Given task:
Print all the records exactly, please.

Exercise inputs:
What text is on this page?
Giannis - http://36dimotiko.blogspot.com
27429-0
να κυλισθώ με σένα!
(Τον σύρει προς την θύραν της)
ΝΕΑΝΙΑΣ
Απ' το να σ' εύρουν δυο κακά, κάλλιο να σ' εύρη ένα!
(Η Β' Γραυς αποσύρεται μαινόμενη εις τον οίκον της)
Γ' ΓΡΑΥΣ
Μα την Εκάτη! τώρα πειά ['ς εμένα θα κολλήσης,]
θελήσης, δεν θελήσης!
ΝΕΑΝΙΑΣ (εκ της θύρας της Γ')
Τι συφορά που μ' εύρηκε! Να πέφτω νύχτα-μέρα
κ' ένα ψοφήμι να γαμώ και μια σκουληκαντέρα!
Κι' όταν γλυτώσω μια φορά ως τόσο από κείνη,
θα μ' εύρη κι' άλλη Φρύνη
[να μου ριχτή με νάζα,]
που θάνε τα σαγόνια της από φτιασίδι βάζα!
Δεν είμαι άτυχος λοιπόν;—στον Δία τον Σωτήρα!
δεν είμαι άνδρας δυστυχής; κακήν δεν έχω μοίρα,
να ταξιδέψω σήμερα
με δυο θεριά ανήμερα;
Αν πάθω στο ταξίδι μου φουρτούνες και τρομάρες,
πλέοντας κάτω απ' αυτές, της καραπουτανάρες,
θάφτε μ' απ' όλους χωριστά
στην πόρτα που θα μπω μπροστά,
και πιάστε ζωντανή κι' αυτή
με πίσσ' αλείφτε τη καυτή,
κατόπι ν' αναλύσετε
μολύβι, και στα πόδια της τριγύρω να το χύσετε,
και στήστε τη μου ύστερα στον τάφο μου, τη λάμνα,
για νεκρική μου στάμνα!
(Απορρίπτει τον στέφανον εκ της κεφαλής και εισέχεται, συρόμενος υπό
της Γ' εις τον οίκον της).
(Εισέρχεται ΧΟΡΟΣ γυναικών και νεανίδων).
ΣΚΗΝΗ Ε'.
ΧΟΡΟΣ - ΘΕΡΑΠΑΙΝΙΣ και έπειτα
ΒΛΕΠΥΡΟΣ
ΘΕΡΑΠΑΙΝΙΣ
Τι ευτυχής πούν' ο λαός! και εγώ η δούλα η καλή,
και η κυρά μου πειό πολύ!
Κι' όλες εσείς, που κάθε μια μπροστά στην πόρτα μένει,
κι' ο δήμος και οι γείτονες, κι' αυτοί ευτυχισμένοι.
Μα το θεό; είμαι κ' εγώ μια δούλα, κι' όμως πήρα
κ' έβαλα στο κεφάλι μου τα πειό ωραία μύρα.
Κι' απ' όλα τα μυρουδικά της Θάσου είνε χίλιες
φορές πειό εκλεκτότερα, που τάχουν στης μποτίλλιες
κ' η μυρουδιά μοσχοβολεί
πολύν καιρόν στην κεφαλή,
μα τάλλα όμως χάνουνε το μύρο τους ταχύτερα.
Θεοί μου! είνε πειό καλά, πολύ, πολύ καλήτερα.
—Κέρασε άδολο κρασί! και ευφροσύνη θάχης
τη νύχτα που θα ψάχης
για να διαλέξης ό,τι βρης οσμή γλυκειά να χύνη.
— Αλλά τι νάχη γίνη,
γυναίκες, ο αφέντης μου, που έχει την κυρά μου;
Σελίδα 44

Exercise output:
What text is on this page?
Giannis - http://36dimotiko.blogspot.com
27429-0
να κυλισθώ με σένα!
(Τον σύρει προς την θύραν της)
ΝΕΑΝΙΑΣ
Απ' το να σ' εύρουν δυο κακά, κάλλιο να σ' εύρη ένα!
(Η Β' Γραυς αποσύρεται μαινόμενη εις τον οίκον της)
Γ' ΓΡΑΥΣ
Μα την Εκάτη! τώρα πειά ['ς εμένα θα κολλήσης,]
θελήσης, δεν θελήσης!
ΝΕΑΝΙΑΣ (εκ της θύρας της Γ')
Τι συφορά που μ' εύρηκε! Να πέφτω νύχτα-μέρα
κ' ένα ψοφήμι να γαμώ και μια σκουληκαντέρα!
Κι' όταν γλυτώσω μια φορά ως τόσο από κείνη,
θα μ' εύρη κι' άλλη Φρύνη
[να μου ριχτή με νάζα,]
που θάνε τα σαγόνια της από φτιασίδι βάζα!
Δεν είμαι άτυχος λοιπόν;—στον Δία τον Σωτήρα!
δεν είμαι άνδρας δυστυχής; κακήν δεν έχω μοίρα,
να ταξιδέψω σήμερα
με δυο θεριά ανήμερα;
Αν πάθω στο ταξίδι μου φουρτούνες και τρομάρες,
πλέοντας κάτω απ' αυτές, της καραπουτανάρες,
θάφτε μ' απ' όλους χωριστά
στην πόρτα που θα μπω μπροστά,
και πιάστε ζωντανή κι' αυτή
με πίσσ' αλείφτε τη καυτή,
κατόπι ν' αναλύσετε
μολύβι, και στα πόδια της τριγύρω να το χύσετε,
και στήστε τη μου ύστερα στον τάφο μου, τη λάμνα,
για νεκρική μου στάμνα!
(Απορρίπτει τον στέφανον εκ της κεφαλής και εισέχεται, συρόμενος υπό
της Γ' εις τον οίκον της).
(Εισέρχεται ΧΟΡΟΣ γυναικών και νεανίδων).
ΣΚΗΝΗ Ε'.
ΧΟΡΟΣ - ΘΕΡΑΠΑΙΝΙΣ και έπειτα
ΒΛΕΠΥΡΟΣ
ΘΕΡΑΠΑΙΝΙΣ
Τι ευτυχής πούν' ο λαός! και εγώ η δούλα η καλή,
και η κυρά μου πειό πολύ!
Κι' όλες εσείς, που κάθε μια μπροστά στην πόρτα μένει,
κι' ο δήμος και οι γείτονες, κι' αυτοί ευτυχισμένοι.
Μα το θεό; είμαι κ' εγώ μια δούλα, κι' όμως πήρα
κ' έβαλα στο κεφάλι μου τα πειό ωραία μύρα.
Κι' απ' όλα τα μυρουδικά της Θάσου είνε χίλιες
φορές πειό εκλεκτότερα, που τάχουν στης μποτίλλιες
κ' η μυρουδιά μοσχοβολεί
πολύν καιρόν στην κεφαλή,
μα τάλλα όμως χάνουνε το μύρο τους ταχύτερα.
Θεοί μου! είνε πειό καλά, πολύ, πολύ καλήτερα.
—Κέρασε άδολο κρασί! και ευφροσύνη θάχης
τη νύχτα που θα ψάχης
για να διαλέξης ό,τι βρης οσμή γλυκειά να χύνη.
— Αλλά τι νάχη γίνη,
γυναίκες, ο αφέντης μου, που έχει την κυρά μου;
Σελίδα 44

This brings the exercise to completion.